TASK PROMPT: Give back the full listing verbatim, apart from its images.

————

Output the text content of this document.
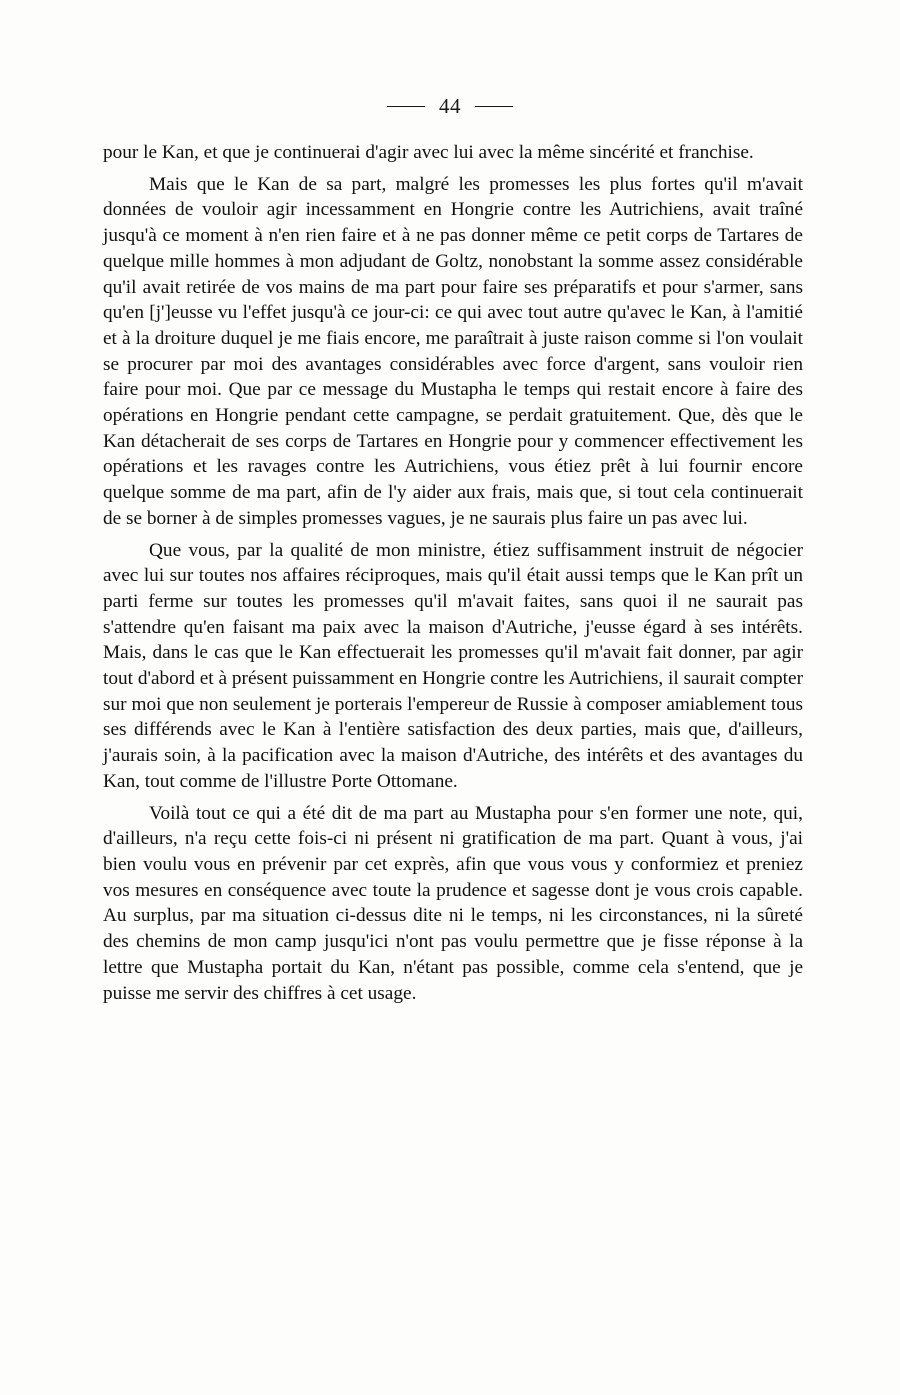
44

pour le Kan, et que je continuerai d'agir avec lui avec la même sincérité et franchise.

Mais que le Kan de sa part, malgré les promesses les plus fortes qu'il m'avait données de vouloir agir incessamment en Hongrie contre les Autrichiens, avait traîné jusqu'à ce moment à n'en rien faire et à ne pas donner même ce petit corps de Tartares de quelque mille hommes à mon adjudant de Goltz, nonobstant la somme assez considérable qu'il avait retirée de vos mains de ma part pour faire ses préparatifs et pour s'armer, sans qu'en [j']eusse vu l'effet jusqu'à ce jour-ci: ce qui avec tout autre qu'avec le Kan, à l'amitié et à la droiture duquel je me fiais encore, me paraîtrait à juste raison comme si l'on voulait se procurer par moi des avantages considérables avec force d'argent, sans vouloir rien faire pour moi. Que par ce message du Mustapha le temps qui restait encore à faire des opérations en Hongrie pendant cette campagne, se perdait gratuitement. Que, dès que le Kan détacherait de ses corps de Tartares en Hongrie pour y commencer effectivement les opérations et les ravages contre les Autrichiens, vous étiez prêt à lui fournir encore quelque somme de ma part, afin de l'y aider aux frais, mais que, si tout cela continuerait de se borner à de simples promesses vagues, je ne saurais plus faire un pas avec lui.

Que vous, par la qualité de mon ministre, étiez suffisamment instruit de négocier avec lui sur toutes nos affaires réciproques, mais qu'il était aussi temps que le Kan prît un parti ferme sur toutes les promesses qu'il m'avait faites, sans quoi il ne saurait pas s'attendre qu'en faisant ma paix avec la maison d'Autriche, j'eusse égard à ses intérêts. Mais, dans le cas que le Kan effectuerait les promesses qu'il m'avait fait donner, par agir tout d'abord et à présent puissamment en Hongrie contre les Autrichiens, il saurait compter sur moi que non seulement je porterais l'empereur de Russie à composer amiablement tous ses différends avec le Kan à l'entière satisfaction des deux parties, mais que, d'ailleurs, j'aurais soin, à la pacification avec la maison d'Autriche, des intérêts et des avantages du Kan, tout comme de l'illustre Porte Ottomane.

Voilà tout ce qui a été dit de ma part au Mustapha pour s'en former une note, qui, d'ailleurs, n'a reçu cette fois-ci ni présent ni gratification de ma part. Quant à vous, j'ai bien voulu vous en prévenir par cet exprès, afin que vous vous y conformiez et preniez vos mesures en conséquence avec toute la prudence et sagesse dont je vous crois capable. Au surplus, par ma situation ci-dessus dite ni le temps, ni les circonstances, ni la sûreté des chemins de mon camp jusqu'ici n'ont pas voulu permettre que je fisse réponse à la lettre que Mustapha portait du Kan, n'étant pas possible, comme cela s'entend, que je puisse me servir des chiffres à cet usage.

————

COMPLETED EXERCISE:
Output the text content of this document.
44

pour le Kan, et que je continuerai d'agir avec lui avec la même sincérité et franchise.

Mais que le Kan de sa part, malgré les promesses les plus fortes qu'il m'avait données de vouloir agir incessamment en Hongrie contre les Autrichiens, avait traîné jusqu'à ce moment à n'en rien faire et à ne pas donner même ce petit corps de Tartares de quelque mille hommes à mon adjudant de Goltz, nonobstant la somme assez considérable qu'il avait retirée de vos mains de ma part pour faire ses préparatifs et pour s'armer, sans qu'en [j']eusse vu l'effet jusqu'à ce jour-ci: ce qui avec tout autre qu'avec le Kan, à l'amitié et à la droiture duquel je me fiais encore, me paraîtrait à juste raison comme si l'on voulait se procurer par moi des avantages considérables avec force d'argent, sans vouloir rien faire pour moi. Que par ce message du Mustapha le temps qui restait encore à faire des opérations en Hongrie pendant cette campagne, se perdait gratuitement. Que, dès que le Kan détacherait de ses corps de Tartares en Hongrie pour y commencer effectivement les opérations et les ravages contre les Autrichiens, vous étiez prêt à lui fournir encore quelque somme de ma part, afin de l'y aider aux frais, mais que, si tout cela continuerait de se borner à de simples promesses vagues, je ne saurais plus faire un pas avec lui.

Que vous, par la qualité de mon ministre, étiez suffisamment instruit de négocier avec lui sur toutes nos affaires réciproques, mais qu'il était aussi temps que le Kan prît un parti ferme sur toutes les promesses qu'il m'avait faites, sans quoi il ne saurait pas s'attendre qu'en faisant ma paix avec la maison d'Autriche, j'eusse égard à ses intérêts. Mais, dans le cas que le Kan effectuerait les promesses qu'il m'avait fait donner, par agir tout d'abord et à présent puissamment en Hongrie contre les Autrichiens, il saurait compter sur moi que non seulement je porterais l'empereur de Russie à composer amiablement tous ses différends avec le Kan à l'entière satisfaction des deux parties, mais que, d'ailleurs, j'aurais soin, à la pacification avec la maison d'Autriche, des intérêts et des avantages du Kan, tout comme de l'illustre Porte Ottomane.

Voilà tout ce qui a été dit de ma part au Mustapha pour s'en former une note, qui, d'ailleurs, n'a reçu cette fois-ci ni présent ni gratification de ma part. Quant à vous, j'ai bien voulu vous en prévenir par cet exprès, afin que vous vous y conformiez et preniez vos mesures en conséquence avec toute la prudence et sagesse dont je vous crois capable. Au surplus, par ma situation ci-dessus dite ni le temps, ni les circonstances, ni la sûreté des chemins de mon camp jusqu'ici n'ont pas voulu permettre que je fisse réponse à la lettre que Mustapha portait du Kan, n'étant pas possible, comme cela s'entend, que je puisse me servir des chiffres à cet usage.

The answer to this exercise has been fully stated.